SELECTED EXTRACT
# # # # # # #
CARLSBAD, Calif.–(BUSINESS WIRE)–Nov. 1, 2006–Callaway Golf Company (NYSE:ELY) today announced its financial results for the third quarter ended September 30, 2006, in line with earlier estimates. Highlights for the third quarter include:
— Net sales of $193.8 million, as compared to $220.6 million for the same period in 2005. As mentioned in the October 16th pre-release, this decline in sales is primarily due to the planned timing of new product introductions which adversely affected the quarter by approximately $30 million as compared to the third quarter of 2005.
— Loss per share of $0.18 on 67.0 million shares, as compared to a loss of $0.07 on 68.8 million shares in 2005.
— The loss per share includes $0.03 of after-tax charges for employee equity-based compensation associated with FAS 123R, $0.01 for the integration of Top-Flite, and $0.01 for restructuring charges. The third quarter of 2005 includes after-tax charges of $0.02 for the integration of Top-Flite and $0.06 for restructuring charges. Excluding these charges, the Company’s pro forma loss per share for the third quarter of 2006 would have been $0.13, as compared to pro forma earnings per share of $0.01 for the third quarter of 2005.
— Gross profit for the third quarter of 2006 was $67.7 million (or 35% of net sales) compared to $86.9 million (or 39% of net sales) for the third quarter of 2005. The decline in gross profit is primarily the result of a lower mix of higher margin woods and irons products due to the timing of new product introductions, as well as lower Top-Flite ball margins due to price reductions related to the initiatives to clear older Top-Flite golf ball inventory in preparation for the re-launch of that brand in 2007. Additional details can be found in the Company’s October 16, 2006 earnings pre-release.
— Operating Expenses for the third quarter of 2006 were $84.6 million, a decrease of $11.8 million compared to $96.4 million in 2005. The decrease is primarily due to the restructuring initiatives announced in September 2005.
Highlights for the first nine months include:
— Net sales of $838.0 million, as compared to $843.6 million for the same period in 2005.
— Fully diluted earnings per share of $0.49 on 68.8 million shares, as compared to fully diluted earnings per share of $0.46 on 69.0 million shares in 2005.
— Fully diluted earnings per share includes after-tax charges of $0.07 for employee equity-based compensation associated with FAS 123R, $0.04 for the integration of Top-Flite, and $0.01 for restructuring. The third quarter of 2005 includes after-tax charges of $0.08 for integration of Top-Flite, $0.06 for restructuring, and $0.01 for employee equity-based compensation. Excluding these charges, the Company’s pro forma fully diluted earnings per share for both 2006 and 2005 would have been $0.61.
— Gross profit for 2006 was $339.3 million (or 40% of net sales) compared to $366.2 million (or 43% of net sales) for 2005. The decline in gross profit is primarily the result of a lower mix of higher margin irons due to the timing of new product introductions, as well as lower Top-Flite ball margins due to the initiatives to clear older Top-Flite golf ball inventory.
# # # # # # #
TASKS
1. According to the Callaway Golf earnings release, what were the company's operating expenses for the third quarter of 2006?
2. Quote verbatim the passage of the Callaway Golf earnings release that opens with the words containing "Highlights for the first" and closes with "69.0 million shares in 2005.".

Source records
# # # # # # #
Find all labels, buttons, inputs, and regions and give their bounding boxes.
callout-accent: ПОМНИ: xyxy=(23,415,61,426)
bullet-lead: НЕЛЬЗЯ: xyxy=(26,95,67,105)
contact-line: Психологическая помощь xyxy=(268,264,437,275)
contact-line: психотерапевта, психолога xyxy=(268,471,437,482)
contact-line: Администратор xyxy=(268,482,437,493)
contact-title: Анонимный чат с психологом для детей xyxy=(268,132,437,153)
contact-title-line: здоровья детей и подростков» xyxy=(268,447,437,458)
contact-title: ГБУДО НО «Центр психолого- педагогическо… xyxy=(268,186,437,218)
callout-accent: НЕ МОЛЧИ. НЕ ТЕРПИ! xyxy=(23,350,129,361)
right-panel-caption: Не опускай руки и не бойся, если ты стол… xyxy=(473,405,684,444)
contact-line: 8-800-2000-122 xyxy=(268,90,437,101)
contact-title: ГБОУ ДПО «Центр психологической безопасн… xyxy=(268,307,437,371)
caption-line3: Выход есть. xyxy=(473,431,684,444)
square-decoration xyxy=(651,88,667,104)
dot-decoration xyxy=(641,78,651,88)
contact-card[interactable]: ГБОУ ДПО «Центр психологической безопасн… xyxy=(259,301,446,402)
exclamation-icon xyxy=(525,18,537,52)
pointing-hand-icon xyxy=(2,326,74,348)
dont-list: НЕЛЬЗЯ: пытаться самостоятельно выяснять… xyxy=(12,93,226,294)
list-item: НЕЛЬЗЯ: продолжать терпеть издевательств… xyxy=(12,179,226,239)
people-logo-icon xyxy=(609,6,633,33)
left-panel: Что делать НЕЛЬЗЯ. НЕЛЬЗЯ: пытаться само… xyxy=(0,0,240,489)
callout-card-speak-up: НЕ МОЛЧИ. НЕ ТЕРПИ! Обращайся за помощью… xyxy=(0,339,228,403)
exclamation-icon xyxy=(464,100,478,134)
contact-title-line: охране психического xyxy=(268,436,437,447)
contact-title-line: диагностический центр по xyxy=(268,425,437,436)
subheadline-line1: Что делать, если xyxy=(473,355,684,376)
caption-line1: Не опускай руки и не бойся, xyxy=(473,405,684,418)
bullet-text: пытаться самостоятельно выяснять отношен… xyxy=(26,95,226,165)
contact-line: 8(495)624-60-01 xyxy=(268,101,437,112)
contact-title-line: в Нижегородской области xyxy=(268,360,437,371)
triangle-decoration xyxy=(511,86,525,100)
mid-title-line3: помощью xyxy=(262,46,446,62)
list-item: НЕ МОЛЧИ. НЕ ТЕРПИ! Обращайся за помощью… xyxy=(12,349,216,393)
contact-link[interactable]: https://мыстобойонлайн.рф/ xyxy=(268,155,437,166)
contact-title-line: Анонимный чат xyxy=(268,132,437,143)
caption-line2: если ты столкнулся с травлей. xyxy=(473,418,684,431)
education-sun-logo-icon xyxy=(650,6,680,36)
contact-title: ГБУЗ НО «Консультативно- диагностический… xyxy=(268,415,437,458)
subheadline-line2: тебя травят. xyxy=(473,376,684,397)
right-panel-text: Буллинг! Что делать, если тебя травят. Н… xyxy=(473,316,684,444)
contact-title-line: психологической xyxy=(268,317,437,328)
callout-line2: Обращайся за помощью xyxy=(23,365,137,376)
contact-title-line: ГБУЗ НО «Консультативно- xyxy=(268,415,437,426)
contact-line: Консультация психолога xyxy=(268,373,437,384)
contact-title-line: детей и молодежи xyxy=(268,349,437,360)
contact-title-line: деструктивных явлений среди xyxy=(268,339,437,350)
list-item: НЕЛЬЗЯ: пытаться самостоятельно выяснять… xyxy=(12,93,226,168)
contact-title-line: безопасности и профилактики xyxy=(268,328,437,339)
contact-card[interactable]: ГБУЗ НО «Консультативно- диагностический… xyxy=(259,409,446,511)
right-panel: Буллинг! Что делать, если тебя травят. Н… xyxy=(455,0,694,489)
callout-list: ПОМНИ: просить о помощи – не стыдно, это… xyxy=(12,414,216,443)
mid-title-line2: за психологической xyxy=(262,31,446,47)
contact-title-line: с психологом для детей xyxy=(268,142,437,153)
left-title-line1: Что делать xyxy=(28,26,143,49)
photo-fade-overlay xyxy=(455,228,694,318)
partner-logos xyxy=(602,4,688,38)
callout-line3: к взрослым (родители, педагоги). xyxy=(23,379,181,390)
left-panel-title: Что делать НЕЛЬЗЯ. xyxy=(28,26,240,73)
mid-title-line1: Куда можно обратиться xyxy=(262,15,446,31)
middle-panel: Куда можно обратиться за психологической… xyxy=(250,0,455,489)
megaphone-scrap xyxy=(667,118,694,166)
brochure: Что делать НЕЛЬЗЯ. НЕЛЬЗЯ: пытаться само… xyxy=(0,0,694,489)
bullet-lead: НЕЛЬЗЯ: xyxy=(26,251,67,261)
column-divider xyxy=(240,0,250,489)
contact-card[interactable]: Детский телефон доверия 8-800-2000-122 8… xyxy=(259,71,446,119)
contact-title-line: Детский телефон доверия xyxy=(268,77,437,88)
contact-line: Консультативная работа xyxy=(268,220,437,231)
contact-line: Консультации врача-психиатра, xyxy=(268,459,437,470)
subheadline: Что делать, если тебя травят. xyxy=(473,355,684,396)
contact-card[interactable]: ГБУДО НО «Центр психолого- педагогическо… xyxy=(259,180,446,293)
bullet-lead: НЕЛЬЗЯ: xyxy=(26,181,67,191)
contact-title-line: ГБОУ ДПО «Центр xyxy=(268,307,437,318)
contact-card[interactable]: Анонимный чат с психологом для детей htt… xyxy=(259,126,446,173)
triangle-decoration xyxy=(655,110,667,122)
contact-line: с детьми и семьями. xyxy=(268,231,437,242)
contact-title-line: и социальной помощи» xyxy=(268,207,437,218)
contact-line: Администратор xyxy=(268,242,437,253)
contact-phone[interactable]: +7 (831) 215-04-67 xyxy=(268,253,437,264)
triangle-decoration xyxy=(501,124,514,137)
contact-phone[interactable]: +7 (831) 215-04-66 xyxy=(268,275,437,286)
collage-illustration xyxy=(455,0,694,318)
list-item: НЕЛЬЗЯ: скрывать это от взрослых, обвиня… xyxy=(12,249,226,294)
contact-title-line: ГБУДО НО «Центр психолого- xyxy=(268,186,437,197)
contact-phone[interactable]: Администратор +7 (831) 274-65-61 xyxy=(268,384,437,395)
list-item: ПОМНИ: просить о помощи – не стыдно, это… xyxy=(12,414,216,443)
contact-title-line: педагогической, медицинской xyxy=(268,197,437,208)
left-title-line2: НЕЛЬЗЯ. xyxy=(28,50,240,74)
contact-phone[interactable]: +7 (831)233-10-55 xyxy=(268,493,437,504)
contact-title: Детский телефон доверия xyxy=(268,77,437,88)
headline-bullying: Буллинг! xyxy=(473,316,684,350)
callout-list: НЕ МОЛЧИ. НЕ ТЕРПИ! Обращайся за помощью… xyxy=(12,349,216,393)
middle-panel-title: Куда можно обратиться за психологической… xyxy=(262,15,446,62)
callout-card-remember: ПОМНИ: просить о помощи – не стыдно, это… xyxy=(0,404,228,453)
# # # # # # #
IN RESPONSE
1. $84.6 million, a decrease of $11.8 million from $96.4 million in 2005.

2.
Highlights for the first nine months include:
— Net sales of $838.0 million, as compared to $843.6 million for the same period in 2005.
— Fully diluted earnings per share of $0.49 on 68.8 million shares, as compared to fully diluted earnings per share of $0.46 on 69.0 million shares in 2005.